## [What you need to do]
No images are to be carried over; print all other material exactly as it stands.

── Provided entries ──

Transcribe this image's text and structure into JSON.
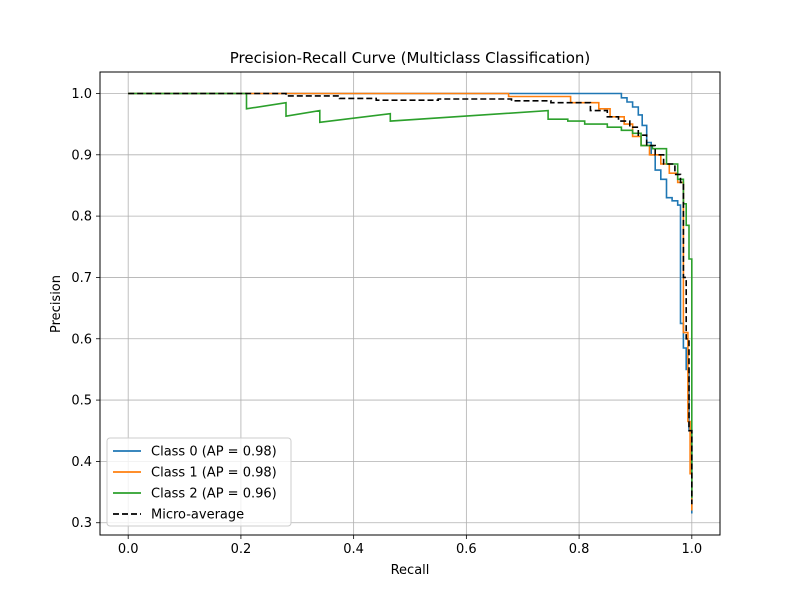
{
  "chart_data": {
    "type": "line",
    "title": "Precision-Recall Curve (Multiclass Classification)",
    "xlabel": "Recall",
    "ylabel": "Precision",
    "xlim": [
      -0.05,
      1.05
    ],
    "ylim": [
      0.28,
      1.035
    ],
    "xticks": [
      0.0,
      0.2,
      0.4,
      0.6,
      0.8,
      1.0
    ],
    "xtick_labels": [
      "0.0",
      "0.2",
      "0.4",
      "0.6",
      "0.8",
      "1.0"
    ],
    "yticks": [
      0.3,
      0.4,
      0.5,
      0.6,
      0.7,
      0.8,
      0.9,
      1.0
    ],
    "ytick_labels": [
      "0.3",
      "0.4",
      "0.5",
      "0.6",
      "0.7",
      "0.8",
      "0.9",
      "1.0"
    ],
    "grid": true,
    "legend_position": "lower-left",
    "series": [
      {
        "name": "Class 0 (AP = 0.98)",
        "color": "#1f77b4",
        "style": "solid",
        "x": [
          0.0,
          0.875,
          0.875,
          0.885,
          0.885,
          0.895,
          0.895,
          0.905,
          0.905,
          0.912,
          0.912,
          0.92,
          0.92,
          0.928,
          0.928,
          0.935,
          0.935,
          0.945,
          0.945,
          0.955,
          0.955,
          0.965,
          0.965,
          0.975,
          0.975,
          0.98,
          0.98,
          0.985,
          0.985,
          0.99,
          0.99,
          0.995,
          0.995,
          1.0,
          1.0
        ],
        "y": [
          1.0,
          1.0,
          0.993,
          0.993,
          0.986,
          0.986,
          0.978,
          0.978,
          0.965,
          0.965,
          0.948,
          0.948,
          0.92,
          0.92,
          0.9,
          0.9,
          0.875,
          0.875,
          0.86,
          0.86,
          0.83,
          0.83,
          0.825,
          0.825,
          0.818,
          0.818,
          0.625,
          0.625,
          0.585,
          0.585,
          0.55,
          0.55,
          0.45,
          0.45,
          0.315
        ]
      },
      {
        "name": "Class 1 (AP = 0.98)",
        "color": "#ff7f0e",
        "style": "solid",
        "x": [
          0.0,
          0.675,
          0.675,
          0.785,
          0.785,
          0.835,
          0.835,
          0.855,
          0.855,
          0.88,
          0.88,
          0.895,
          0.895,
          0.91,
          0.91,
          0.925,
          0.925,
          0.945,
          0.945,
          0.96,
          0.96,
          0.975,
          0.975,
          0.985,
          0.985,
          0.993,
          0.993,
          0.997,
          0.997,
          1.0,
          1.0
        ],
        "y": [
          1.0,
          1.0,
          0.995,
          0.995,
          0.985,
          0.985,
          0.975,
          0.975,
          0.962,
          0.962,
          0.95,
          0.95,
          0.93,
          0.93,
          0.915,
          0.915,
          0.9,
          0.9,
          0.885,
          0.885,
          0.87,
          0.87,
          0.855,
          0.855,
          0.61,
          0.61,
          0.465,
          0.465,
          0.38,
          0.38,
          0.32
        ]
      },
      {
        "name": "Class 2 (AP = 0.96)",
        "color": "#2ca02c",
        "style": "solid",
        "x": [
          0.0,
          0.21,
          0.21,
          0.28,
          0.28,
          0.34,
          0.34,
          0.465,
          0.465,
          0.745,
          0.745,
          0.78,
          0.78,
          0.81,
          0.81,
          0.85,
          0.85,
          0.875,
          0.875,
          0.895,
          0.895,
          0.91,
          0.91,
          0.93,
          0.93,
          0.955,
          0.955,
          0.975,
          0.975,
          0.985,
          0.985,
          0.99,
          0.99,
          0.995,
          0.995,
          1.0,
          1.0
        ],
        "y": [
          1.0,
          1.0,
          0.975,
          0.985,
          0.963,
          0.972,
          0.953,
          0.967,
          0.955,
          0.972,
          0.958,
          0.958,
          0.955,
          0.955,
          0.95,
          0.95,
          0.945,
          0.945,
          0.94,
          0.94,
          0.935,
          0.935,
          0.915,
          0.915,
          0.91,
          0.91,
          0.885,
          0.885,
          0.86,
          0.86,
          0.82,
          0.82,
          0.785,
          0.785,
          0.73,
          0.73,
          0.34
        ]
      },
      {
        "name": "Micro-average",
        "color": "#000000",
        "style": "dashed",
        "x": [
          0.0,
          0.28,
          0.28,
          0.375,
          0.375,
          0.44,
          0.44,
          0.55,
          0.55,
          0.68,
          0.68,
          0.75,
          0.75,
          0.82,
          0.82,
          0.85,
          0.85,
          0.87,
          0.87,
          0.89,
          0.89,
          0.905,
          0.905,
          0.92,
          0.92,
          0.935,
          0.935,
          0.95,
          0.95,
          0.97,
          0.97,
          0.98,
          0.98,
          0.985,
          0.985,
          0.99,
          0.99,
          0.995,
          0.995,
          1.0,
          1.0
        ],
        "y": [
          1.0,
          1.0,
          0.996,
          0.996,
          0.992,
          0.992,
          0.989,
          0.989,
          0.991,
          0.991,
          0.988,
          0.988,
          0.985,
          0.985,
          0.972,
          0.972,
          0.962,
          0.962,
          0.955,
          0.955,
          0.945,
          0.945,
          0.932,
          0.932,
          0.915,
          0.915,
          0.9,
          0.9,
          0.885,
          0.885,
          0.868,
          0.868,
          0.855,
          0.855,
          0.7,
          0.7,
          0.6,
          0.6,
          0.45,
          0.45,
          0.33
        ]
      }
    ]
  }
}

───

## [Exercise solution]
Transcribe this image's text and structure into JSON.
{
  "chart_data": {
    "type": "line",
    "title": "Precision-Recall Curve (Multiclass Classification)",
    "xlabel": "Recall",
    "ylabel": "Precision",
    "xlim": [
      -0.05,
      1.05
    ],
    "ylim": [
      0.28,
      1.035
    ],
    "xticks": [
      0.0,
      0.2,
      0.4,
      0.6,
      0.8,
      1.0
    ],
    "xtick_labels": [
      "0.0",
      "0.2",
      "0.4",
      "0.6",
      "0.8",
      "1.0"
    ],
    "yticks": [
      0.3,
      0.4,
      0.5,
      0.6,
      0.7,
      0.8,
      0.9,
      1.0
    ],
    "ytick_labels": [
      "0.3",
      "0.4",
      "0.5",
      "0.6",
      "0.7",
      "0.8",
      "0.9",
      "1.0"
    ],
    "grid": true,
    "legend_position": "lower-left",
    "series": [
      {
        "name": "Class 0 (AP = 0.98)",
        "color": "#1f77b4",
        "style": "solid",
        "x": [
          0.0,
          0.875,
          0.875,
          0.885,
          0.885,
          0.895,
          0.895,
          0.905,
          0.905,
          0.912,
          0.912,
          0.92,
          0.92,
          0.928,
          0.928,
          0.935,
          0.935,
          0.945,
          0.945,
          0.955,
          0.955,
          0.965,
          0.965,
          0.975,
          0.975,
          0.98,
          0.98,
          0.985,
          0.985,
          0.99,
          0.99,
          0.995,
          0.995,
          1.0,
          1.0
        ],
        "y": [
          1.0,
          1.0,
          0.993,
          0.993,
          0.986,
          0.986,
          0.978,
          0.978,
          0.965,
          0.965,
          0.948,
          0.948,
          0.92,
          0.92,
          0.9,
          0.9,
          0.875,
          0.875,
          0.86,
          0.86,
          0.83,
          0.83,
          0.825,
          0.825,
          0.818,
          0.818,
          0.625,
          0.625,
          0.585,
          0.585,
          0.55,
          0.55,
          0.45,
          0.45,
          0.315
        ]
      },
      {
        "name": "Class 1 (AP = 0.98)",
        "color": "#ff7f0e",
        "style": "solid",
        "x": [
          0.0,
          0.675,
          0.675,
          0.785,
          0.785,
          0.835,
          0.835,
          0.855,
          0.855,
          0.88,
          0.88,
          0.895,
          0.895,
          0.91,
          0.91,
          0.925,
          0.925,
          0.945,
          0.945,
          0.96,
          0.96,
          0.975,
          0.975,
          0.985,
          0.985,
          0.993,
          0.993,
          0.997,
          0.997,
          1.0,
          1.0
        ],
        "y": [
          1.0,
          1.0,
          0.995,
          0.995,
          0.985,
          0.985,
          0.975,
          0.975,
          0.962,
          0.962,
          0.95,
          0.95,
          0.93,
          0.93,
          0.915,
          0.915,
          0.9,
          0.9,
          0.885,
          0.885,
          0.87,
          0.87,
          0.855,
          0.855,
          0.61,
          0.61,
          0.465,
          0.465,
          0.38,
          0.38,
          0.32
        ]
      },
      {
        "name": "Class 2 (AP = 0.96)",
        "color": "#2ca02c",
        "style": "solid",
        "x": [
          0.0,
          0.21,
          0.21,
          0.28,
          0.28,
          0.34,
          0.34,
          0.465,
          0.465,
          0.745,
          0.745,
          0.78,
          0.78,
          0.81,
          0.81,
          0.85,
          0.85,
          0.875,
          0.875,
          0.895,
          0.895,
          0.91,
          0.91,
          0.93,
          0.93,
          0.955,
          0.955,
          0.975,
          0.975,
          0.985,
          0.985,
          0.99,
          0.99,
          0.995,
          0.995,
          1.0,
          1.0
        ],
        "y": [
          1.0,
          1.0,
          0.975,
          0.985,
          0.963,
          0.972,
          0.953,
          0.967,
          0.955,
          0.972,
          0.958,
          0.958,
          0.955,
          0.955,
          0.95,
          0.95,
          0.945,
          0.945,
          0.94,
          0.94,
          0.935,
          0.935,
          0.915,
          0.915,
          0.91,
          0.91,
          0.885,
          0.885,
          0.86,
          0.86,
          0.82,
          0.82,
          0.785,
          0.785,
          0.73,
          0.73,
          0.34
        ]
      },
      {
        "name": "Micro-average",
        "color": "#000000",
        "style": "dashed",
        "x": [
          0.0,
          0.28,
          0.28,
          0.375,
          0.375,
          0.44,
          0.44,
          0.55,
          0.55,
          0.68,
          0.68,
          0.75,
          0.75,
          0.82,
          0.82,
          0.85,
          0.85,
          0.87,
          0.87,
          0.89,
          0.89,
          0.905,
          0.905,
          0.92,
          0.92,
          0.935,
          0.935,
          0.95,
          0.95,
          0.97,
          0.97,
          0.98,
          0.98,
          0.985,
          0.985,
          0.99,
          0.99,
          0.995,
          0.995,
          1.0,
          1.0
        ],
        "y": [
          1.0,
          1.0,
          0.996,
          0.996,
          0.992,
          0.992,
          0.989,
          0.989,
          0.991,
          0.991,
          0.988,
          0.988,
          0.985,
          0.985,
          0.972,
          0.972,
          0.962,
          0.962,
          0.955,
          0.955,
          0.945,
          0.945,
          0.932,
          0.932,
          0.915,
          0.915,
          0.9,
          0.9,
          0.885,
          0.885,
          0.868,
          0.868,
          0.855,
          0.855,
          0.7,
          0.7,
          0.6,
          0.6,
          0.45,
          0.45,
          0.33
        ]
      }
    ]
  }
}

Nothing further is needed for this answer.